BRIEF: Repeat every line below exactly, word for word.
>> BEGIN DATA RECORDS
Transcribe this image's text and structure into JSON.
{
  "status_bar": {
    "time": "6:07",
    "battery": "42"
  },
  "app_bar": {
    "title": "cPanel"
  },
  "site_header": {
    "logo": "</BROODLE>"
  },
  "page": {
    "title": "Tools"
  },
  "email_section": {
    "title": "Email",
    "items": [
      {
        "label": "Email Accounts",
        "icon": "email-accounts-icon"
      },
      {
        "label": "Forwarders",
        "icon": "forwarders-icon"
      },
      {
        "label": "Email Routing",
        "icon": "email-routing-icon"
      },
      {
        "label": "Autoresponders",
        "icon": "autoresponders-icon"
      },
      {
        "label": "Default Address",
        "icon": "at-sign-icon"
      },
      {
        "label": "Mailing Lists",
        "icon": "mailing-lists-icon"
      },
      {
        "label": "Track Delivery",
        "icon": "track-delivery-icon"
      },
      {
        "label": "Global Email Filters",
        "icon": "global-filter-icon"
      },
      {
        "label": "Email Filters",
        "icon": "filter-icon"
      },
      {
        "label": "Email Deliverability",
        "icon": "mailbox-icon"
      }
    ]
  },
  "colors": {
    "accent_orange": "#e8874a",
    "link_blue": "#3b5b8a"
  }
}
>> END DATA RECORDS
CORRECT OUTPUT:
Transcribe this image's text and structure into JSON.
{
  "status_bar": {
    "time": "6:07",
    "battery": "42"
  },
  "app_bar": {
    "title": "cPanel"
  },
  "site_header": {
    "logo": "</BROODLE>"
  },
  "page": {
    "title": "Tools"
  },
  "email_section": {
    "title": "Email",
    "items": [
      {
        "label": "Email Accounts",
        "icon": "email-accounts-icon"
      },
      {
        "label": "Forwarders",
        "icon": "forwarders-icon"
      },
      {
        "label": "Email Routing",
        "icon": "email-routing-icon"
      },
      {
        "label": "Autoresponders",
        "icon": "autoresponders-icon"
      },
      {
        "label": "Default Address",
        "icon": "at-sign-icon"
      },
      {
        "label": "Mailing Lists",
        "icon": "mailing-lists-icon"
      },
      {
        "label": "Track Delivery",
        "icon": "track-delivery-icon"
      },
      {
        "label": "Global Email Filters",
        "icon": "global-filter-icon"
      },
      {
        "label": "Email Filters",
        "icon": "filter-icon"
      },
      {
        "label": "Email Deliverability",
        "icon": "mailbox-icon"
      }
    ]
  },
  "colors": {
    "accent_orange": "#e8874a",
    "link_blue": "#3b5b8a"
  }
}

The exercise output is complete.